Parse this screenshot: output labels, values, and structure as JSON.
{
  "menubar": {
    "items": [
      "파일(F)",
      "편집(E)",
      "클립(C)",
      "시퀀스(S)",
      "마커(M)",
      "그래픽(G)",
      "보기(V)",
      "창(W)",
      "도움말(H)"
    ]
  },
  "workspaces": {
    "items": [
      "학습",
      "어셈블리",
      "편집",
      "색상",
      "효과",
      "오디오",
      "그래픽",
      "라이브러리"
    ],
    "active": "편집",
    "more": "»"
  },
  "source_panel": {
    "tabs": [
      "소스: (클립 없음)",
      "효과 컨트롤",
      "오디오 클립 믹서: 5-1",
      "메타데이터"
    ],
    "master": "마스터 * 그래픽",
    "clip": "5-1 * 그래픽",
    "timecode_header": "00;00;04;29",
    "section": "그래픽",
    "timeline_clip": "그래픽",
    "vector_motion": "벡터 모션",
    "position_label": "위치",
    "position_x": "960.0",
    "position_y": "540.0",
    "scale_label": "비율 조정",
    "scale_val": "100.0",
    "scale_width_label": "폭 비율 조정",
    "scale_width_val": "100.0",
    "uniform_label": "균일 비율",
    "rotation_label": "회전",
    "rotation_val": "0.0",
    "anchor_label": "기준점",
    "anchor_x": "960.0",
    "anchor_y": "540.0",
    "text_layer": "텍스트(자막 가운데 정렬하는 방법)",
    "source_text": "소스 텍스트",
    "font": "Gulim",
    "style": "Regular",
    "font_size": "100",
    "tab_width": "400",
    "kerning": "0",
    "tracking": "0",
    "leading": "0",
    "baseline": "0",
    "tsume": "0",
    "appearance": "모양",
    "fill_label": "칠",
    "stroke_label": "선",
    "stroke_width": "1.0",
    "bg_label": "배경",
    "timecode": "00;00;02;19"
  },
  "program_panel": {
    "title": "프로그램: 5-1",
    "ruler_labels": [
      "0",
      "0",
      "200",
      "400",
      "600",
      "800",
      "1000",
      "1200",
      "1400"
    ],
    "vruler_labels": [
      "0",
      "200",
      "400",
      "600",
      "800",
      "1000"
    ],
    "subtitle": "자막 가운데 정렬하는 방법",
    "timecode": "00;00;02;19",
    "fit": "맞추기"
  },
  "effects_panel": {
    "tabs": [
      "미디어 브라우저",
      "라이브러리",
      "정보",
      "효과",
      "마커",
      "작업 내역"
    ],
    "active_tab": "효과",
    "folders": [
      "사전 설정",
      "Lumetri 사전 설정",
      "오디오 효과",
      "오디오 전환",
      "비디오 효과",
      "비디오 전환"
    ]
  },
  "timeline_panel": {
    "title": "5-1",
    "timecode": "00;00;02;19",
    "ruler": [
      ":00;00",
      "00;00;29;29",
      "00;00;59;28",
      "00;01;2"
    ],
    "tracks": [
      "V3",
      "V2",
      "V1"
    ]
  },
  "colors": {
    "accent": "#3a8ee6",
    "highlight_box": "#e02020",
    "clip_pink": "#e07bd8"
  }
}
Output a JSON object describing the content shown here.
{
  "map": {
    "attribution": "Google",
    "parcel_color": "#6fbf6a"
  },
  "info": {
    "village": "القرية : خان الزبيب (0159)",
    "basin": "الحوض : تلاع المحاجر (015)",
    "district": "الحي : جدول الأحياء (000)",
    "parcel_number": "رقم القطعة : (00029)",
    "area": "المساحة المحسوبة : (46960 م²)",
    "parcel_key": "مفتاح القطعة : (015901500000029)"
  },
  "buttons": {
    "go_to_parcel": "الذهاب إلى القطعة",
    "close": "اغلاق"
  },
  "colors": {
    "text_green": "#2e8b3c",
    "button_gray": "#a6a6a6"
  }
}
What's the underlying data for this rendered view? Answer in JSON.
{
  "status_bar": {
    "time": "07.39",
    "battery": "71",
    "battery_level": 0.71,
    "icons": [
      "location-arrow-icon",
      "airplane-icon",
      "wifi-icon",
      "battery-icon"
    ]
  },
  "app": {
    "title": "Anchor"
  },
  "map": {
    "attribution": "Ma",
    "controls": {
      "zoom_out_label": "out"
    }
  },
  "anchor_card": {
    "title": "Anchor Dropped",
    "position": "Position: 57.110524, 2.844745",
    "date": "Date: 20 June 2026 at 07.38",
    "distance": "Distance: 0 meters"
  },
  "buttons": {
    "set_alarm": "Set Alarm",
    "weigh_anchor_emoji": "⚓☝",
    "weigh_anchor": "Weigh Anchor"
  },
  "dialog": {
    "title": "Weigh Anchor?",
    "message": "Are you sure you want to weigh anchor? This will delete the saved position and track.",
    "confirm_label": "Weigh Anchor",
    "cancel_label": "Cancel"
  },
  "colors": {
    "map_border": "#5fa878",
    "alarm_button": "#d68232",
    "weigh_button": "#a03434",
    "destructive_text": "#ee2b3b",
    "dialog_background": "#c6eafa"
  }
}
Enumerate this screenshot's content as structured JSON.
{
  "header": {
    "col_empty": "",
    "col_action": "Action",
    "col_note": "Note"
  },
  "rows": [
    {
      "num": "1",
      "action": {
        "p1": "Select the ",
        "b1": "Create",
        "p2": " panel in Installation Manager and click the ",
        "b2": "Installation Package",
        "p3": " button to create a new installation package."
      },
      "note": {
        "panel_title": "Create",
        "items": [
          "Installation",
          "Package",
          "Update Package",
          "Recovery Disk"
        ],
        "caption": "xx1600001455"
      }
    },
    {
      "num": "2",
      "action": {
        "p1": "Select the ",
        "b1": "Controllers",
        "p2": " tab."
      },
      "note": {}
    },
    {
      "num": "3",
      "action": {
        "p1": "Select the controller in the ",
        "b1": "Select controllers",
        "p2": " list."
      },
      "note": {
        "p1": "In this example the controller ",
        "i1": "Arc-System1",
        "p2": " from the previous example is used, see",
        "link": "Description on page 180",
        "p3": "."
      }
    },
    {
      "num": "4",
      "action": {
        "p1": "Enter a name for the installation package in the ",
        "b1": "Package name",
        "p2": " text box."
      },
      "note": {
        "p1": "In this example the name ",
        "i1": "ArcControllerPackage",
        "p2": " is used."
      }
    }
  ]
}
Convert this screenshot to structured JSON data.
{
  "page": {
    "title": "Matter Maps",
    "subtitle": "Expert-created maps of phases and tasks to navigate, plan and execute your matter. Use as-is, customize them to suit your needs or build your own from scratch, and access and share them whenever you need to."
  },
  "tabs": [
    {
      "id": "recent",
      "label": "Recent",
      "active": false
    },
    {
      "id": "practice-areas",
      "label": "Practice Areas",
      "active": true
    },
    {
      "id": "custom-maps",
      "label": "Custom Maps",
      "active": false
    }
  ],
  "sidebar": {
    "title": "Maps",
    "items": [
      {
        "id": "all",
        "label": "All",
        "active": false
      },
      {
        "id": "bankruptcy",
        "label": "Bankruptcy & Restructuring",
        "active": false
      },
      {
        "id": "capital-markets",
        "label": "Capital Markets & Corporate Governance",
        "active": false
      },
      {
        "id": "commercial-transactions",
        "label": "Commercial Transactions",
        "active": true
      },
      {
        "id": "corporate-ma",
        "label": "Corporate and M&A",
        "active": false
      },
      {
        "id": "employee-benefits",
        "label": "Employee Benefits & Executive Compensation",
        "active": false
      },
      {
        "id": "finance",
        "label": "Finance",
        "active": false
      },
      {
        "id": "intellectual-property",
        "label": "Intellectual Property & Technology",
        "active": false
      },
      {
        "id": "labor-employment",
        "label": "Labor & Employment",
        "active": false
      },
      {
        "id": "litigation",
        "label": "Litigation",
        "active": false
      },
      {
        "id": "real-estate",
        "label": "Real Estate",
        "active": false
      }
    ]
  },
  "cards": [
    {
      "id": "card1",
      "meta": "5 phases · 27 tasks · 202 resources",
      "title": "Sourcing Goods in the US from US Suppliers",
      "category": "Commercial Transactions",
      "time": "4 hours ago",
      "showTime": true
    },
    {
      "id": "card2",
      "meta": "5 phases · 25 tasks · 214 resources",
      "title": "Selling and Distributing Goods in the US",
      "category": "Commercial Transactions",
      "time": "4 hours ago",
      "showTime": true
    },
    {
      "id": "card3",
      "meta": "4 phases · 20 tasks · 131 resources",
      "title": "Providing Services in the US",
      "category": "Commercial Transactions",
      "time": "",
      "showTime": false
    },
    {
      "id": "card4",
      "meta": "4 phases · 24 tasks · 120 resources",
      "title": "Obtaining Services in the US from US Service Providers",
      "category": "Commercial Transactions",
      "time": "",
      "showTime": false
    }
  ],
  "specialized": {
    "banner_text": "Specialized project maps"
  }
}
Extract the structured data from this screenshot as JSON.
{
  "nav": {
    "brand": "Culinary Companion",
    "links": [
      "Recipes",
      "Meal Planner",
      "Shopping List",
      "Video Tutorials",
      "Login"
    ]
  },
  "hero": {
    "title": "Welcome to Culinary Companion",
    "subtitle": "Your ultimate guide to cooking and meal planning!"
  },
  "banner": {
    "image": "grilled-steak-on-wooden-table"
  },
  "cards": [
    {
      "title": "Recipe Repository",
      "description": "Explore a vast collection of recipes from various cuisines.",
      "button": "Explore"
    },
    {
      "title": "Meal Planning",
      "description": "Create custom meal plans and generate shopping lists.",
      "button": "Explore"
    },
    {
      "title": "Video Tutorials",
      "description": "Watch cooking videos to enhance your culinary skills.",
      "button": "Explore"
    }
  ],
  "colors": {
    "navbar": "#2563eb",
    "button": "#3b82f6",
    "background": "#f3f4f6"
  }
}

★ ★ ★ ★ ★

= REQUIRED TASK =
Of the lines in the entries, how many include the word "Goods"? State only the number.

= ANSWER TO THIS TASK =
2